Copy every line of the data exactly, leaving nothing out.

____

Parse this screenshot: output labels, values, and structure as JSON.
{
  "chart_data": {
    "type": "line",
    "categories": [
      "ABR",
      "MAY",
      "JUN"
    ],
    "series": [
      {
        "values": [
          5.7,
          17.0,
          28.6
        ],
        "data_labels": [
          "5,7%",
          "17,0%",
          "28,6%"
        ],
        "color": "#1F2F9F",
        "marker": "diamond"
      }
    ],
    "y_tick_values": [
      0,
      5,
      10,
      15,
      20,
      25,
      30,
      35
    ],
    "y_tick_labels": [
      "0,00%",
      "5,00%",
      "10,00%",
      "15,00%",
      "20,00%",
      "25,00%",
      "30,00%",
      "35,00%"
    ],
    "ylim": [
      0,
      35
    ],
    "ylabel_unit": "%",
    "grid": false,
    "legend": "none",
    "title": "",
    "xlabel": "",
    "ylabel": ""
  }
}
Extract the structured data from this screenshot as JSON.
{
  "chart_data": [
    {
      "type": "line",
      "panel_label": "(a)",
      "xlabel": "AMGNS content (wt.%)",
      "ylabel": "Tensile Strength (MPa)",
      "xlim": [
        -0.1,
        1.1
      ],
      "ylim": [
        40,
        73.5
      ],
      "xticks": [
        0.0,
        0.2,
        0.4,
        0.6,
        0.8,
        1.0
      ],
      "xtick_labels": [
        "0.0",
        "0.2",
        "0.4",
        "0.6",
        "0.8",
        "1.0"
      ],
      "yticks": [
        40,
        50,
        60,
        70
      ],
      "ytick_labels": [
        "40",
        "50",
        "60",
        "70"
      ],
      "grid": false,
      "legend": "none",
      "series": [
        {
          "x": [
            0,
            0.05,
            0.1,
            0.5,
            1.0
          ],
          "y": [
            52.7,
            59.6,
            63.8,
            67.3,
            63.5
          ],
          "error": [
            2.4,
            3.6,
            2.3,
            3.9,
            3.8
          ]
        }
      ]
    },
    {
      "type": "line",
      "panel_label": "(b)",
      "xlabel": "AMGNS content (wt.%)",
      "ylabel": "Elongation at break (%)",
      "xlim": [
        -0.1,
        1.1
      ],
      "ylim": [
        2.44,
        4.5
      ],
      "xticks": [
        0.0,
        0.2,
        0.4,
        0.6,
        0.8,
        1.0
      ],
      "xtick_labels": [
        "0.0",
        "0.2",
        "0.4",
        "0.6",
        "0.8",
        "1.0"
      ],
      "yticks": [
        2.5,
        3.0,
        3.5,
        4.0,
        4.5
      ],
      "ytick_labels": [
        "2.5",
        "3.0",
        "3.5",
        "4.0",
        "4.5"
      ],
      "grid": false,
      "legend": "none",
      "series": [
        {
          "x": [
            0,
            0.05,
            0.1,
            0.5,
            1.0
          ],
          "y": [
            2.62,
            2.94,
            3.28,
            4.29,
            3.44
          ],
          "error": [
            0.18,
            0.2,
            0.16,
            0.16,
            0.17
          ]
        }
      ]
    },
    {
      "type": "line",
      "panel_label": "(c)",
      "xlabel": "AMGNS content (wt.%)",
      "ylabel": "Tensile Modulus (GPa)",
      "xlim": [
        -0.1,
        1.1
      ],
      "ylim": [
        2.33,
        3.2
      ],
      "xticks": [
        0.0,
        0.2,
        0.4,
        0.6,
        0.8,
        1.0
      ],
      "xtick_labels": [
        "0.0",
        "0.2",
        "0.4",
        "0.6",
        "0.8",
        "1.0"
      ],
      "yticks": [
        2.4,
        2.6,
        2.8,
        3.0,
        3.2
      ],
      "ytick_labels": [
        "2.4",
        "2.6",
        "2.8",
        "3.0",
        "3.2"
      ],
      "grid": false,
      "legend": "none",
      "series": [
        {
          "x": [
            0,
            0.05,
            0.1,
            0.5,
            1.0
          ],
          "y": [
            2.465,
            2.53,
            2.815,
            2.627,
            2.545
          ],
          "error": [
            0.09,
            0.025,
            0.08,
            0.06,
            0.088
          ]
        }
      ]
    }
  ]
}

____

SOLUTION FOR THIS EXERCISE:
Parse this screenshot: output labels, values, and structure as JSON.
{
  "chart_data": {
    "type": "line",
    "categories": [
      "ABR",
      "MAY",
      "JUN"
    ],
    "series": [
      {
        "values": [
          5.7,
          17.0,
          28.6
        ],
        "data_labels": [
          "5,7%",
          "17,0%",
          "28,6%"
        ],
        "color": "#1F2F9F",
        "marker": "diamond"
      }
    ],
    "y_tick_values": [
      0,
      5,
      10,
      15,
      20,
      25,
      30,
      35
    ],
    "y_tick_labels": [
      "0,00%",
      "5,00%",
      "10,00%",
      "15,00%",
      "20,00%",
      "25,00%",
      "30,00%",
      "35,00%"
    ],
    "ylim": [
      0,
      35
    ],
    "ylabel_unit": "%",
    "grid": false,
    "legend": "none",
    "title": "",
    "xlabel": "",
    "ylabel": ""
  }
}
Extract the structured data from this screenshot as JSON.
{
  "chart_data": [
    {
      "type": "line",
      "panel_label": "(a)",
      "xlabel": "AMGNS content (wt.%)",
      "ylabel": "Tensile Strength (MPa)",
      "xlim": [
        -0.1,
        1.1
      ],
      "ylim": [
        40,
        73.5
      ],
      "xticks": [
        0.0,
        0.2,
        0.4,
        0.6,
        0.8,
        1.0
      ],
      "xtick_labels": [
        "0.0",
        "0.2",
        "0.4",
        "0.6",
        "0.8",
        "1.0"
      ],
      "yticks": [
        40,
        50,
        60,
        70
      ],
      "ytick_labels": [
        "40",
        "50",
        "60",
        "70"
      ],
      "grid": false,
      "legend": "none",
      "series": [
        {
          "x": [
            0,
            0.05,
            0.1,
            0.5,
            1.0
          ],
          "y": [
            52.7,
            59.6,
            63.8,
            67.3,
            63.5
          ],
          "error": [
            2.4,
            3.6,
            2.3,
            3.9,
            3.8
          ]
        }
      ]
    },
    {
      "type": "line",
      "panel_label": "(b)",
      "xlabel": "AMGNS content (wt.%)",
      "ylabel": "Elongation at break (%)",
      "xlim": [
        -0.1,
        1.1
      ],
      "ylim": [
        2.44,
        4.5
      ],
      "xticks": [
        0.0,
        0.2,
        0.4,
        0.6,
        0.8,
        1.0
      ],
      "xtick_labels": [
        "0.0",
        "0.2",
        "0.4",
        "0.6",
        "0.8",
        "1.0"
      ],
      "yticks": [
        2.5,
        3.0,
        3.5,
        4.0,
        4.5
      ],
      "ytick_labels": [
        "2.5",
        "3.0",
        "3.5",
        "4.0",
        "4.5"
      ],
      "grid": false,
      "legend": "none",
      "series": [
        {
          "x": [
            0,
            0.05,
            0.1,
            0.5,
            1.0
          ],
          "y": [
            2.62,
            2.94,
            3.28,
            4.29,
            3.44
          ],
          "error": [
            0.18,
            0.2,
            0.16,
            0.16,
            0.17
          ]
        }
      ]
    },
    {
      "type": "line",
      "panel_label": "(c)",
      "xlabel": "AMGNS content (wt.%)",
      "ylabel": "Tensile Modulus (GPa)",
      "xlim": [
        -0.1,
        1.1
      ],
      "ylim": [
        2.33,
        3.2
      ],
      "xticks": [
        0.0,
        0.2,
        0.4,
        0.6,
        0.8,
        1.0
      ],
      "xtick_labels": [
        "0.0",
        "0.2",
        "0.4",
        "0.6",
        "0.8",
        "1.0"
      ],
      "yticks": [
        2.4,
        2.6,
        2.8,
        3.0,
        3.2
      ],
      "ytick_labels": [
        "2.4",
        "2.6",
        "2.8",
        "3.0",
        "3.2"
      ],
      "grid": false,
      "legend": "none",
      "series": [
        {
          "x": [
            0,
            0.05,
            0.1,
            0.5,
            1.0
          ],
          "y": [
            2.465,
            2.53,
            2.815,
            2.627,
            2.545
          ],
          "error": [
            0.09,
            0.025,
            0.08,
            0.06,
            0.088
          ]
        }
      ]
    }
  ]
}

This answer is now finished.